PARTS OF THE EXERCISE:
1: Name every institution the instructor wrote on the board in the text about fashion politics among queer college students.
2: Please write what comes next in the text about fashion politics among queer college students, picking up after its final sentence.

TEXT SHOWN:
—————

Many students at the University of Massachusetts Amherst are actively engaged in conversations on the politics of adornment for queer students. For example, the day after the November presidential election, the UMass Daily Collegianran an article critiquing the mainstream fashion industry’s use of the term “lesbian chic” as a means to sell clothing to a growing queer market. That same month, one of my students asked me to meet with a group of student activists to discuss issues of dress politics for marginalized groups on campus. I realized the importance of using my classroom as a space where students could discuss campus dynamics and the social implications of their clothing choices.

That semester, I was teaching a new course called Feminisms and Fashion, which attracted students from four of the Five College schools. In class, we reflected on constructions of queerness and the political potential of fashion. During one of our class meetings, I wrote the names of the Five College institutions on the board: Amherst College, Hampshire College, Mt. Holyoke College, Smith College, and UMass Amherst. I asked the students to describe the style of dress that characterizes the students at each school. They earnestly debated with each other about the stereotypical sartorial styling at each institution. Here were their conclusions:

Amherst College—rich, preppy look: Ralph Lauren, khakis, and boat shoes

Hampshire College—hippie, crunchy granola

Mt. Holyoke—rich, preppy, equestrian look, similar to Amherst College

Smith College—rich but rebellious, non-conforming, queer aesthetic

UMass—hodgepodge of the other colleges’ styles, depending on what area of campus you’re in

The students acknowledged that their conclusions were generalizations. However, they also realized their dressed bodies produce social meaning and that terms such as “preppy,” “hippie,” and “queer” are informed by social constructions of race, class, and gender. This helped them understand why the clothing of queer folks of color is often read as deviant or socially non-conforming, even when the wearer is dressed similarly to their non-QPOC peers.

Often, we professors have great discussions in our classes or we receive brilliant student work, but unfortunately those experiences remain within the walls of the institution. I want my students to use the analytical tools they learn in my classes to produce thoughtful social/digital media content that allows them to add their voices to the (inter)national debates about identity and the possibilities and limitations of embodied activism. The students in my Fashion course had to produce feminist multimedia projects (ie: blogs, videos, look books, etc.) that contained original content. A third of the projects focused on the topic of “queer fashion” on college campuses. One student, Juliana, conducted ten interviews with queer-identifying students in Massachusetts and her home state of Florida to show the range in definitions of queer and the variations in personal style among queer students. She photographed her own fashion shoots featuring the student models she interviewed. Juliana posted her content on her blogQueer Eyes Queer Words.

—————

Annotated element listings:
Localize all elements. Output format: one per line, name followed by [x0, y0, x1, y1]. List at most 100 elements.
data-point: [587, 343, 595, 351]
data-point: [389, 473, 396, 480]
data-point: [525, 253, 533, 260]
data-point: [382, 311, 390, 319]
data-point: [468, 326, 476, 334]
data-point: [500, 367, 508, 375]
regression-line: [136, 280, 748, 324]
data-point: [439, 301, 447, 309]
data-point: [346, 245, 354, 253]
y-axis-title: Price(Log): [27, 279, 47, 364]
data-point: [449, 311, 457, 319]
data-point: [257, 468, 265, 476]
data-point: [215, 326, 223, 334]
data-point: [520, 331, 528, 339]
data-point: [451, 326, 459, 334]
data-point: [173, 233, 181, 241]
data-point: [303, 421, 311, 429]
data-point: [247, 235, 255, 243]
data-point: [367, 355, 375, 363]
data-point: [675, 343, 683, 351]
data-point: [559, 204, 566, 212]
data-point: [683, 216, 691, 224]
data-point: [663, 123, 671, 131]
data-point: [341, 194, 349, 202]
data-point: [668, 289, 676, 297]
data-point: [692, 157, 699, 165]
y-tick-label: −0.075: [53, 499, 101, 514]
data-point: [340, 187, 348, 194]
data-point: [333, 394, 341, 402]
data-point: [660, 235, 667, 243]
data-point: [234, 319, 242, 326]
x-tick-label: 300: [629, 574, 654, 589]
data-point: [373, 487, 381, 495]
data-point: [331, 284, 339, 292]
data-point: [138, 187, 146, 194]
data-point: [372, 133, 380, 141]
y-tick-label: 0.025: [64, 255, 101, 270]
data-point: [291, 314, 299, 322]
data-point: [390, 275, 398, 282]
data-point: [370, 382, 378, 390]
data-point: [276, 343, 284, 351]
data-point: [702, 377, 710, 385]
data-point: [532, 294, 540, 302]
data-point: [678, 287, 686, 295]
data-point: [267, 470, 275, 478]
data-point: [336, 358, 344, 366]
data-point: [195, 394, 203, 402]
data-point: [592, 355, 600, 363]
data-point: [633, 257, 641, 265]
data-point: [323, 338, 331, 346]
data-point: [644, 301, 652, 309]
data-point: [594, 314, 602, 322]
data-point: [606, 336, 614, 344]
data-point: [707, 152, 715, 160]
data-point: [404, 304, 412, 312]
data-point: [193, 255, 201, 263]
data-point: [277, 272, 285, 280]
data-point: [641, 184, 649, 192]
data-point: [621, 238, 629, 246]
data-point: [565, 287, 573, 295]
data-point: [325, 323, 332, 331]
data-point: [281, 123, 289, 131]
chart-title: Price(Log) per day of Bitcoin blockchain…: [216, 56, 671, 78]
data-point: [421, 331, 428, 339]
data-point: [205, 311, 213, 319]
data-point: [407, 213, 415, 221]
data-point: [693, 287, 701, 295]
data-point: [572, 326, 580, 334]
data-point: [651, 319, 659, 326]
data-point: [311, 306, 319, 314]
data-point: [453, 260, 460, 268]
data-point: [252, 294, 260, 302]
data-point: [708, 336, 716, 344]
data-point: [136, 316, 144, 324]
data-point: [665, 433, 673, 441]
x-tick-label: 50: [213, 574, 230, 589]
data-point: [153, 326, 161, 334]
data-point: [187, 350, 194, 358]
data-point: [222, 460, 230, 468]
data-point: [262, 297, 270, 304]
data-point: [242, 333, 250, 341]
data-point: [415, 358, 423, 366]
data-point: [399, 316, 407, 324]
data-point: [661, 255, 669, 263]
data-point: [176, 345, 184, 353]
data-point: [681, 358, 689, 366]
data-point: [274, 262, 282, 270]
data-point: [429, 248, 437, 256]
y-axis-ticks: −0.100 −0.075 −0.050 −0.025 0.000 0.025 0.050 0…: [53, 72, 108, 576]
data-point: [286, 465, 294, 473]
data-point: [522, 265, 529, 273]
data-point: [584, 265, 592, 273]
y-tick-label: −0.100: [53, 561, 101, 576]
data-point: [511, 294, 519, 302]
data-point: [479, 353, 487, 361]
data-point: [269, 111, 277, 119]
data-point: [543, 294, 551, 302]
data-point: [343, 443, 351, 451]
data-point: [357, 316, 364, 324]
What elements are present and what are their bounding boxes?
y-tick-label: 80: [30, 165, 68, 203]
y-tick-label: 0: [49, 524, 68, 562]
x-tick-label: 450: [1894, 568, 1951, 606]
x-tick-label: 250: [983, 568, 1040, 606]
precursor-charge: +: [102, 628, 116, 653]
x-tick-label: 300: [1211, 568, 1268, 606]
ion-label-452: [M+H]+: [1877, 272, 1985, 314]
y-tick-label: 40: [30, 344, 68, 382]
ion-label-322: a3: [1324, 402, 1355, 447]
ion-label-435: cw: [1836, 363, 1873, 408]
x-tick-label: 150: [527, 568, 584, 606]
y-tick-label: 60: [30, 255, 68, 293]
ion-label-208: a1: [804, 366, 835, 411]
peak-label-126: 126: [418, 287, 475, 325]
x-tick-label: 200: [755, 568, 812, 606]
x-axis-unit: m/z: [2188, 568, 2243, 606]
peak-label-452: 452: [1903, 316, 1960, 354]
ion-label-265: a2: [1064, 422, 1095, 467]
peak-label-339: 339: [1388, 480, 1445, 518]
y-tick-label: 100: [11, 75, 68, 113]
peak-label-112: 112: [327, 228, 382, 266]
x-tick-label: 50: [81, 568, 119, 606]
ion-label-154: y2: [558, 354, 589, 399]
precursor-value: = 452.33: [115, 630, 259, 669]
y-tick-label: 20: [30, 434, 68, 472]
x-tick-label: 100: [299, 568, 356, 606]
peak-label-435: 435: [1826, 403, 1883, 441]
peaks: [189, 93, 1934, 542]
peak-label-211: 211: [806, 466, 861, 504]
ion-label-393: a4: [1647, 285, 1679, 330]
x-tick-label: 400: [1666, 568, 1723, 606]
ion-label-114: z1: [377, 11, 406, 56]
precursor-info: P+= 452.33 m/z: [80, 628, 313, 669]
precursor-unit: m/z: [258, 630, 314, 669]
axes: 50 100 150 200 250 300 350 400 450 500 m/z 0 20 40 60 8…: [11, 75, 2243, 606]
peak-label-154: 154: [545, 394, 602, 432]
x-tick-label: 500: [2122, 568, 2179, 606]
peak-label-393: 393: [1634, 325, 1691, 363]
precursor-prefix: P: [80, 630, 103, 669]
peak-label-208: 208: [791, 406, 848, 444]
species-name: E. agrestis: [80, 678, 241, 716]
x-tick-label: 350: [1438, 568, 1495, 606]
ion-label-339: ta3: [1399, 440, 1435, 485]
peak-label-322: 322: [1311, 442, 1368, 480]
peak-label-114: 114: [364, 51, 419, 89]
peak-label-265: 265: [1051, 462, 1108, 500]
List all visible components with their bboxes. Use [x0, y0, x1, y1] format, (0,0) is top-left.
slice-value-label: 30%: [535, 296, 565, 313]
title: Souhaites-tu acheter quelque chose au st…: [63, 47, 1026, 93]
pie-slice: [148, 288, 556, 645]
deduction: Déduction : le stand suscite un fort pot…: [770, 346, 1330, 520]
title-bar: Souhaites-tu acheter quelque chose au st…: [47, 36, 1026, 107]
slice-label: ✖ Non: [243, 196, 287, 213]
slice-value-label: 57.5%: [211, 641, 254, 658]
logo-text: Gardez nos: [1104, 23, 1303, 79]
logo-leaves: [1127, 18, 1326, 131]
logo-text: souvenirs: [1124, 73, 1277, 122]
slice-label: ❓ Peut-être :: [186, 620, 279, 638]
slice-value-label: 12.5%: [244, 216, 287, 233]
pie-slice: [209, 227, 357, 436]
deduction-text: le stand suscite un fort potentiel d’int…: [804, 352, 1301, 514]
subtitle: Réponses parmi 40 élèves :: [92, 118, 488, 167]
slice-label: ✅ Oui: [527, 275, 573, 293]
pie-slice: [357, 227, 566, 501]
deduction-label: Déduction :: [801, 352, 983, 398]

—————

TASK-BY-TASK OUTPUTS:
1: Amherst College, Hampshire College, Mt. Holyoke College, Smith College, UMass Amherst

2:
Chloe Collins, an African American senior at Smith College, was so intrigued by our discussion on the “queer aesthetic” at Smith that she decided to produce the “QPOC Dressed Body Project,” a series of video interviews with four queer people of color at Smith. Chloe’s interviewees (Mei, Nandi, Paige, and Tejal) touch on salient issues facing QPOC on Smith’s campus and in broader society. The project enabled Chloe to generate conversation on her elite campus about the politics of dress and the specific challenges QPOC students face. I interviewed Chloe about the motivation and methodology for her project. Be sure to watch her videos below.

Tell me a little bit about yourself and what inspired you to do the “QPOC Dressed Body Project”?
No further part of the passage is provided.